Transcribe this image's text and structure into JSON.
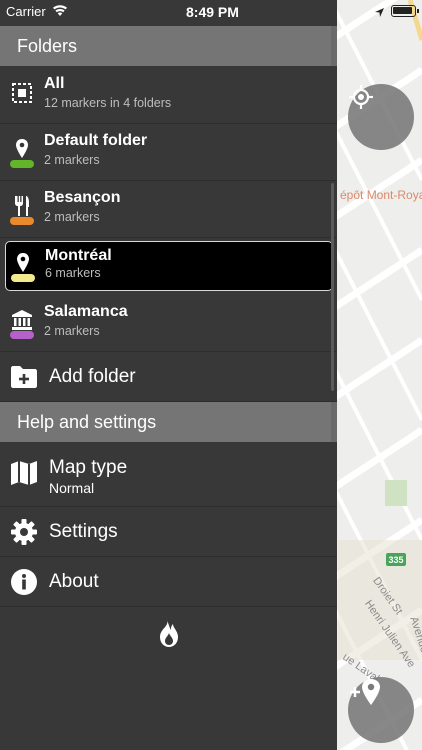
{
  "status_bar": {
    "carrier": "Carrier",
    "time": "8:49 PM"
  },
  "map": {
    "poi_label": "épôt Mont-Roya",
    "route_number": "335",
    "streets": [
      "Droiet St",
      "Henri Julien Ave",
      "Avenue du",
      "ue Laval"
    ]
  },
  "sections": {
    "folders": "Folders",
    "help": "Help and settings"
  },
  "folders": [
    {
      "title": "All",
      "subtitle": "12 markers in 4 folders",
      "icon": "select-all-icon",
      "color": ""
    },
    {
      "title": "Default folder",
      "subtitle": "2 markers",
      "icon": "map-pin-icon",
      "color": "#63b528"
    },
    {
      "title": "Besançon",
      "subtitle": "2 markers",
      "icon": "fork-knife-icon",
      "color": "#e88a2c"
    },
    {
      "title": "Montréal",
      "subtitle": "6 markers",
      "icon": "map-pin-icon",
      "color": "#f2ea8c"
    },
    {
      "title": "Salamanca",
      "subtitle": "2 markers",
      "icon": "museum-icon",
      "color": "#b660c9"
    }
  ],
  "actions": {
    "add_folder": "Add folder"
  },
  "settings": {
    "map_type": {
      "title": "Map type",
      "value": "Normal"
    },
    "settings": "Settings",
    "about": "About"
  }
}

************

WHAT IS NEEDED: Return all of the entries word for word, but omit the pictures.

EXERCISE OUTPUT:
Transcribe this image's text and structure into JSON.
{
  "status_bar": {
    "carrier": "Carrier",
    "time": "8:49 PM"
  },
  "map": {
    "poi_label": "épôt Mont-Roya",
    "route_number": "335",
    "streets": [
      "Droiet St",
      "Henri Julien Ave",
      "Avenue du",
      "ue Laval"
    ]
  },
  "sections": {
    "folders": "Folders",
    "help": "Help and settings"
  },
  "folders": [
    {
      "title": "All",
      "subtitle": "12 markers in 4 folders",
      "icon": "select-all-icon",
      "color": ""
    },
    {
      "title": "Default folder",
      "subtitle": "2 markers",
      "icon": "map-pin-icon",
      "color": "#63b528"
    },
    {
      "title": "Besançon",
      "subtitle": "2 markers",
      "icon": "fork-knife-icon",
      "color": "#e88a2c"
    },
    {
      "title": "Montréal",
      "subtitle": "6 markers",
      "icon": "map-pin-icon",
      "color": "#f2ea8c"
    },
    {
      "title": "Salamanca",
      "subtitle": "2 markers",
      "icon": "museum-icon",
      "color": "#b660c9"
    }
  ],
  "actions": {
    "add_folder": "Add folder"
  },
  "settings": {
    "map_type": {
      "title": "Map type",
      "value": "Normal"
    },
    "settings": "Settings",
    "about": "About"
  }
}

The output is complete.